* [DIRECTIVE]: Among the lines below, list those containing the string "uchun".

--------------------------------------------------

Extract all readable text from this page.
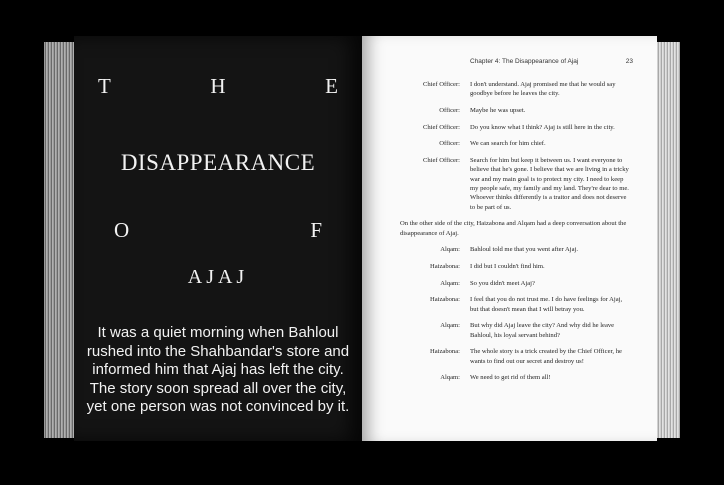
T	H	E
DISAPPEARANCE
O	F
AJAJ
It was a quiet morning when Bahloul rushed into the Shahbandar's store and informed him that Ajaj has left the city. The story soon spread all over the city, yet one person was not convinced by it.
Chapter 4: The Disappearance of Ajaj	23
Chief Officer:	I don't understand. Ajaj promised me that he would say goodbye before he leaves the city.
Officer:	Maybe he was upset.
Chief Officer:	Do you know what I think? Ajaj is still here in the city.
Officer:	We can search for him chief.
Chief Officer:	Search for him but keep it between us. I want everyone to believe that he's gone. I believe that we are living in a tricky war and my main goal is to protect my city. I need to keep my people safe, my family and my land. They're dear to me. Whoever thinks differently is a traitor and does not deserve to be part of us.
On the other side of the city, Haizabona and Alqam had a deep conversation about the disappearance of Ajaj.
Alqam:	Bahloul told me that you went after Ajaj.
Haizabona:	I did but I couldn't find him.
Alqam:	So you didn't meet Ajaj?
Haizabona:	I feel that you do not trust me. I do have feelings for Ajaj, but that doesn't mean that I will betray you.
Alqam:	But why did Ajaj leave the city? And why did he leave Bahloul, his loyal servant behind?
Haizabona:	The whole story is a trick created by the Chief Officer, he wants to find out our secret and destroy us!
Alqam:	We need to get rid of them all!
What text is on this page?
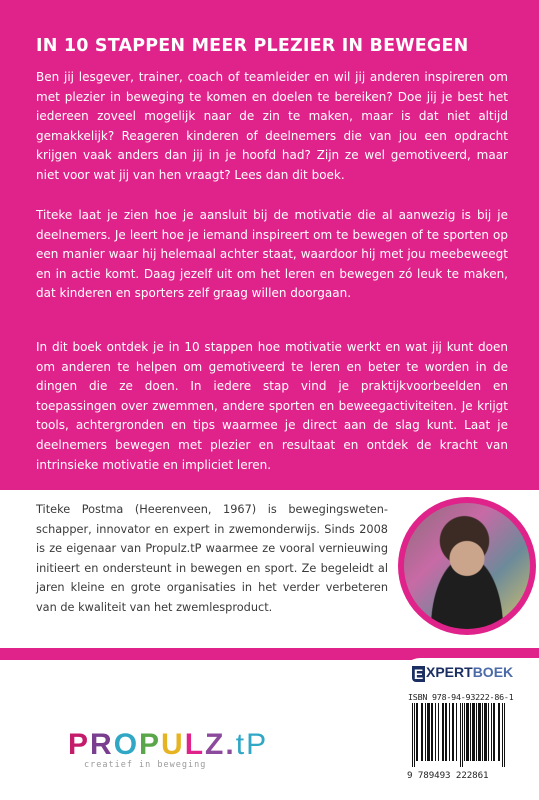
IN 10 STAPPEN MEER PLEZIER IN BEWEGEN

Ben jij lesgever, trainer, coach of teamleider en wil jij anderen inspireren om met plezier in beweging te komen en doelen te bereiken? Doe jij je best het iedereen zoveel mogelijk naar de zin te maken, maar is dat niet altijd gemakkelijk? Reageren kinderen of deelnemers die van jou een opdracht krijgen vaak anders dan jij in je hoofd had? Zijn ze wel gemotiveerd, maar niet voor wat jij van hen vraagt? Lees dan dit boek.

Titeke laat je zien hoe je aansluit bij de motivatie die al aanwezig is bij je deelnemers. Je leert hoe je iemand inspireert om te bewegen of te sporten op een manier waar hij helemaal achter staat, waardoor hij met jou meebeweegt en in actie komt. Daag jezelf uit om het leren en bewegen zó leuk te maken, dat kinderen en sporters zelf graag willen doorgaan.

In dit boek ontdek je in 10 stappen hoe motivatie werkt en wat jij kunt doen om anderen te helpen om gemotiveerd te leren en beter te worden in de dingen die ze doen. In iedere stap vind je praktijkvoorbeelden en toepassingen over zwemmen, andere sporten en beweegactiviteiten. Je krijgt tools, achtergronden en tips waarmee je direct aan de slag kunt. Laat je deelnemers bewegen met plezier en resultaat en ontdek de kracht van intrinsieke motivatie en impliciet leren.

Titeke Postma (Heerenveen, 1967) is bewegingsweten-schapper, innovator en expert in zwemonderwijs. Sinds 2008 is ze eigenaar van Propulz.tP waarmee ze vooral vernieuwing initieert en ondersteunt in bewegen en sport. Ze begeleidt al jaren kleine en grote organisaties in het verder verbeteren van de kwaliteit van het zwemlesproduct.

E XPERTBOEK
ISBN 978-94-93222-86-1
9 789493 222861
PROPULZ.tP
creatief in beweging
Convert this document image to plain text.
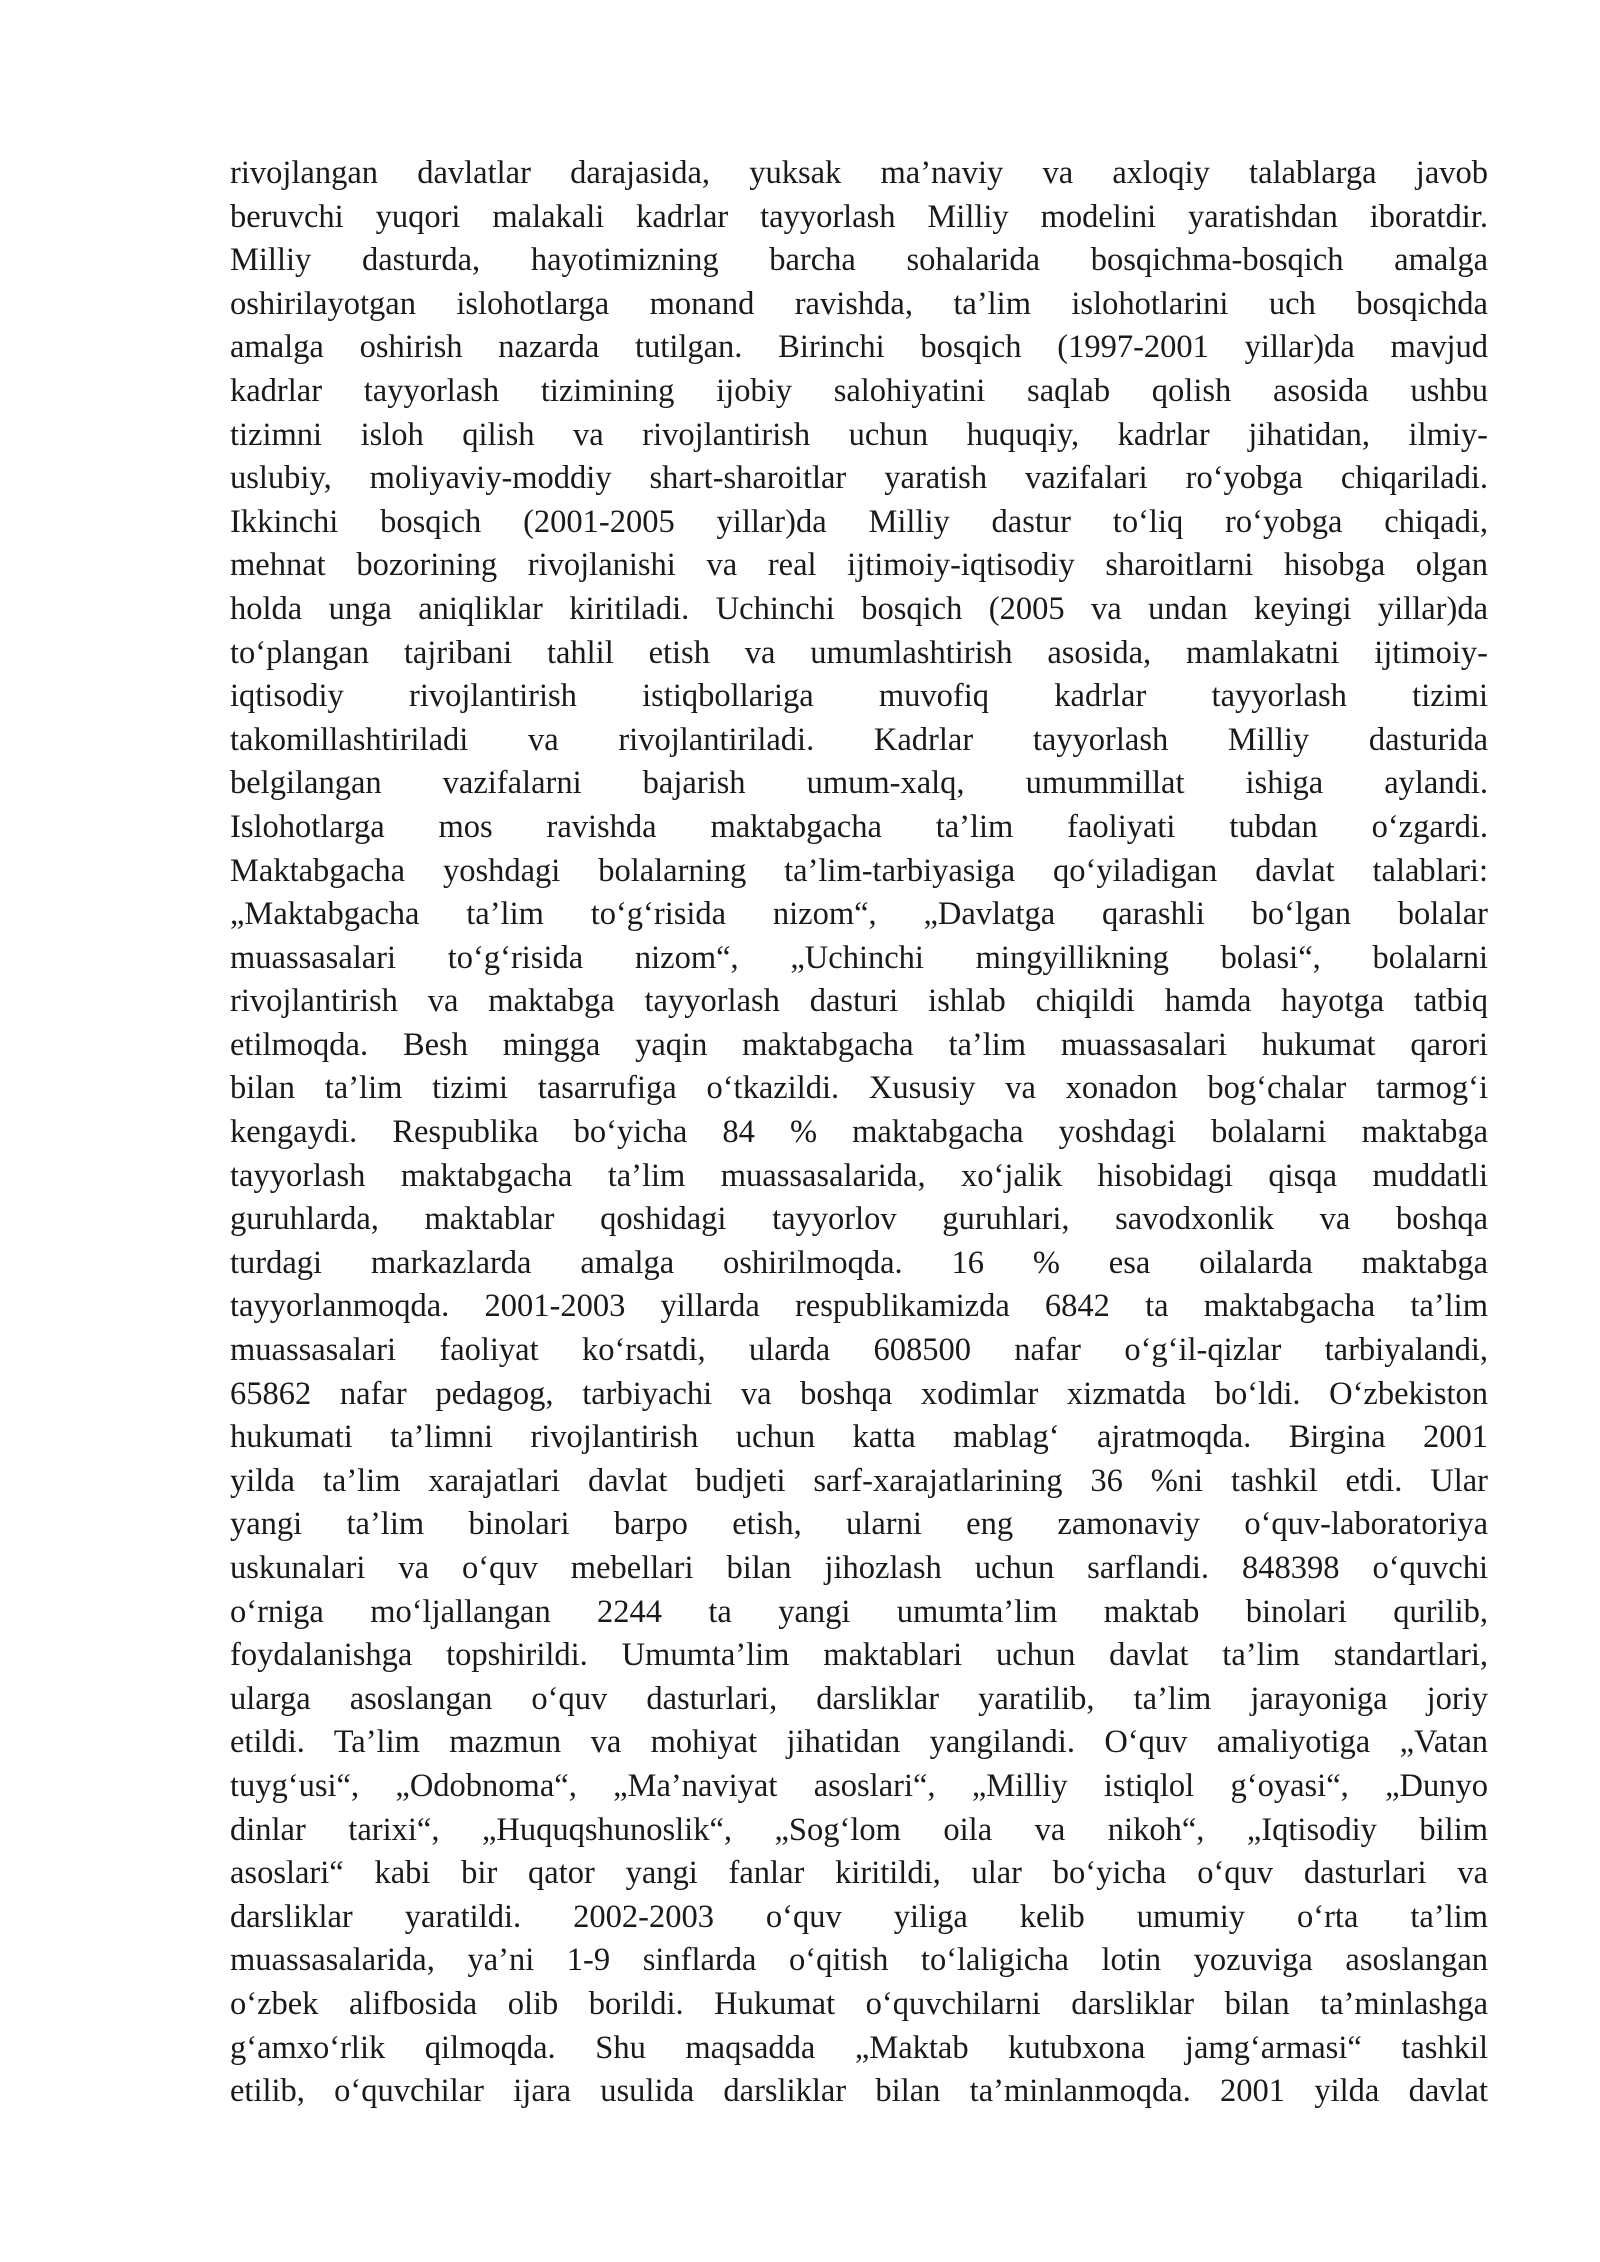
rivojlangan davlatlar darajasida, yuksak ma’naviy va axloqiy talablarga javob
beruvchi yuqori malakali kadrlar tayyorlash Milliy modelini yaratishdan iboratdir.
Milliy dasturda, hayotimizning barcha sohalarida bosqichma-bosqich amalga
oshirilayotgan islohotlarga monand ravishda, ta’lim islohotlarini uch bosqichda
amalga oshirish nazarda tutilgan. Birinchi bosqich (1997-2001 yillar)da mavjud
kadrlar tayyorlash tizimining ijobiy salohiyatini saqlab qolish asosida ushbu
tizimni isloh qilish va rivojlantirish uchun huquqiy, kadrlar jihatidan, ilmiy-
uslubiy, moliyaviy-moddiy shart-sharoitlar yaratish vazifalari ro‘yobga chiqariladi.
Ikkinchi bosqich (2001-2005 yillar)da Milliy dastur to‘liq ro‘yobga chiqadi,
mehnat bozorining rivojlanishi va real ijtimoiy-iqtisodiy sharoitlarni hisobga olgan
holda unga aniqliklar kiritiladi. Uchinchi bosqich (2005 va undan keyingi yillar)da
to‘plangan tajribani tahlil etish va umumlashtirish asosida, mamlakatni ijtimoiy-
iqtisodiy rivojlantirish istiqbollariga muvofiq kadrlar tayyorlash tizimi
takomillashtiriladi va rivojlantiriladi. Kadrlar tayyorlash Milliy dasturida
belgilangan vazifalarni bajarish umum-xalq, umummillat ishiga aylandi.
Islohotlarga mos ravishda maktabgacha ta’lim faoliyati tubdan o‘zgardi.
Maktabgacha yoshdagi bolalarning ta’lim-tarbiyasiga qo‘yiladigan davlat talablari:
„Maktabgacha ta’lim to‘g‘risida nizom“, „Davlatga qarashli bo‘lgan bolalar
muassasalari to‘g‘risida nizom“, „Uchinchi mingyillikning bolasi“, bolalarni
rivojlantirish va maktabga tayyorlash dasturi ishlab chiqildi hamda hayotga tatbiq
etilmoqda. Besh mingga yaqin maktabgacha ta’lim muassasalari hukumat qarori
bilan ta’lim tizimi tasarrufiga o‘tkazildi. Xususiy va xonadon bog‘chalar tarmog‘i
kengaydi. Respublika bo‘yicha 84 % maktabgacha yoshdagi bolalarni maktabga
tayyorlash maktabgacha ta’lim muassasalarida, xo‘jalik hisobidagi qisqa muddatli
guruhlarda, maktablar qoshidagi tayyorlov guruhlari, savodxonlik va boshqa
turdagi markazlarda amalga oshirilmoqda. 16 % esa oilalarda maktabga
tayyorlanmoqda. 2001-2003 yillarda respublikamizda 6842 ta maktabgacha ta’lim
muassasalari faoliyat ko‘rsatdi, ularda 608500 nafar o‘g‘il-qizlar tarbiyalandi,
65862 nafar pedagog, tarbiyachi va boshqa xodimlar xizmatda bo‘ldi. O‘zbekiston
hukumati ta’limni rivojlantirish uchun katta mablag‘ ajratmoqda. Birgina 2001
yilda ta’lim xarajatlari davlat budjeti sarf-xarajatlarining 36 %ni tashkil etdi. Ular
yangi ta’lim binolari barpo etish, ularni eng zamonaviy o‘quv-laboratoriya
uskunalari va o‘quv mebellari bilan jihozlash uchun sarflandi. 848398 o‘quvchi
o‘rniga mo‘ljallangan 2244 ta yangi umumta’lim maktab binolari qurilib,
foydalanishga topshirildi. Umumta’lim maktablari uchun davlat ta’lim standartlari,
ularga asoslangan o‘quv dasturlari, darsliklar yaratilib, ta’lim jarayoniga joriy
etildi. Ta’lim mazmun va mohiyat jihatidan yangilandi. O‘quv amaliyotiga „Vatan
tuyg‘usi“, „Odobnoma“, „Ma’naviyat asoslari“, „Milliy istiqlol g‘oyasi“, „Dunyo
dinlar tarixi“, „Huquqshunoslik“, „Sog‘lom oila va nikoh“, „Iqtisodiy bilim
asoslari“ kabi bir qator yangi fanlar kiritildi, ular bo‘yicha o‘quv dasturlari va
darsliklar yaratildi. 2002-2003 o‘quv yiliga kelib umumiy o‘rta ta’lim
muassasalarida, ya’ni 1-9 sinflarda o‘qitish to‘laligicha lotin yozuviga asoslangan
o‘zbek alifbosida olib borildi. Hukumat o‘quvchilarni darsliklar bilan ta’minlashga
g‘amxo‘rlik qilmoqda. Shu maqsadda „Maktab kutubxona jamg‘armasi“ tashkil
etilib, o‘quvchilar ijara usulida darsliklar bilan ta’minlanmoqda. 2001 yilda davlat
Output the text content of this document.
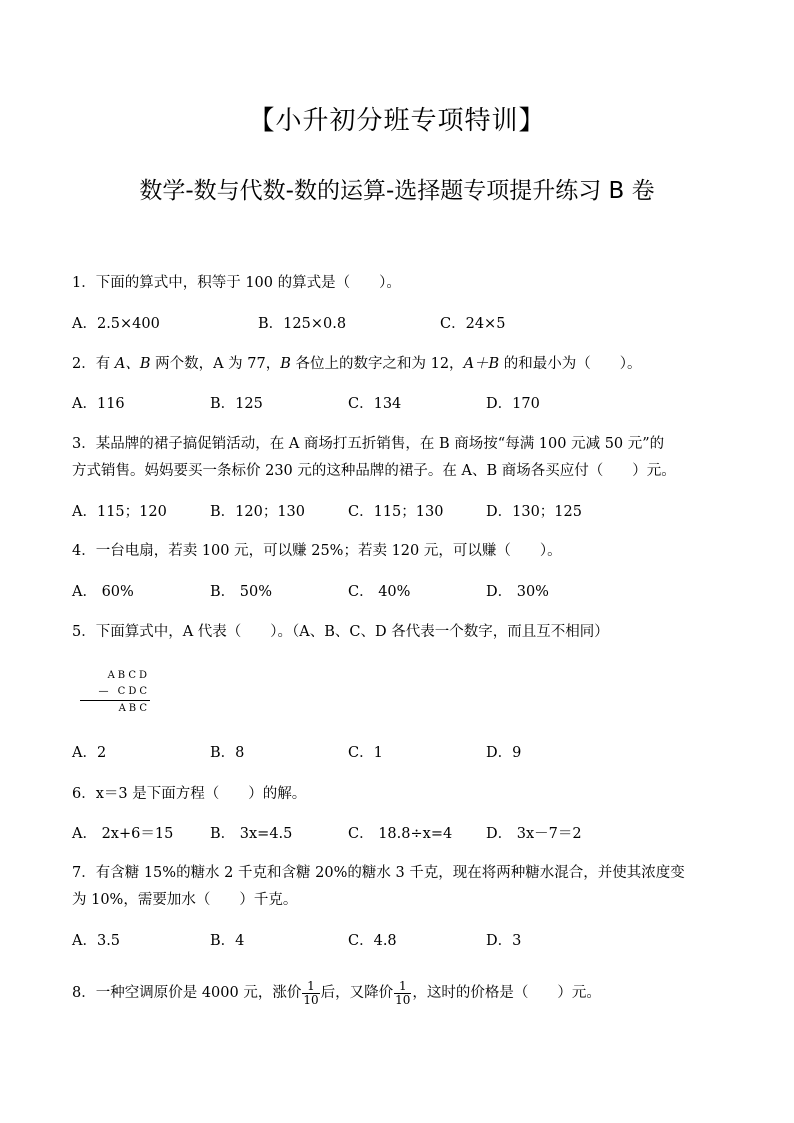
【小升初分班专项特训】
数学-数与代数-数的运算-选择题专项提升练习 B 卷
1．下面的算式中，积等于 100 的算式是（　　）。
A．2.5×400	B．125×0.8	C．24×5
2．有 A、B 两个数，A 为 77，B 各位上的数字之和为 12，A＋B 的和最小为（　　）。
A．116	B．125	C．134	D．170
3．某品牌的裙子搞促销活动，在 A 商场打五折销售，在 B 商场按“每满 100 元减 50 元”的
方式销售。妈妈要买一条标价 230 元的这种品牌的裙子。在 A、B 商场各买应付（　　）元。
A．115；120	B．120；130	C．115；130	D．130；125
4．一台电扇，若卖 100 元，可以赚 25%；若卖 120 元，可以赚（　　）。
A． 60%	B． 50%	C． 40%	D． 30%
5．下面算式中，A 代表（　　）。（A、B、C、D 各代表一个数字，而且互不相同）
ABCD
— CDC
ABC
A．2	B．8	C．1	D．9
6．x＝3 是下面方程（　　）的解。
A． 2x+6＝15	B． 3x=4.5	C． 18.8÷x=4 D． 3x－7＝2
7．有含糖 15%的糖水 2 千克和含糖 20%的糖水 3 千克，现在将两种糖水混合，并使其浓度变
为 10%，需要加水（　　）千克。
A．3.5	B．4	C．4.8	D．3
8．一种空调原价是 4000 元，涨价 $\frac{1}{10}$ 后，又降价 $\frac{1}{10}$ ，这时的价格是（　　）元。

--------------------------------------------------

* [THE RESULT]:
tizimni isloh qilish va rivojlantirish uchun huquqiy, kadrlar jihatidan, ilmiy-
hukumati ta’limni rivojlantirish uchun katta mablag‘ ajratmoqda. Birgina 2001
uskunalari va o‘quv mebellari bilan jihozlash uchun sarflandi. 848398 o‘quvchi
foydalanishga topshirildi. Umumta’lim maktablari uchun davlat ta’lim standartlari,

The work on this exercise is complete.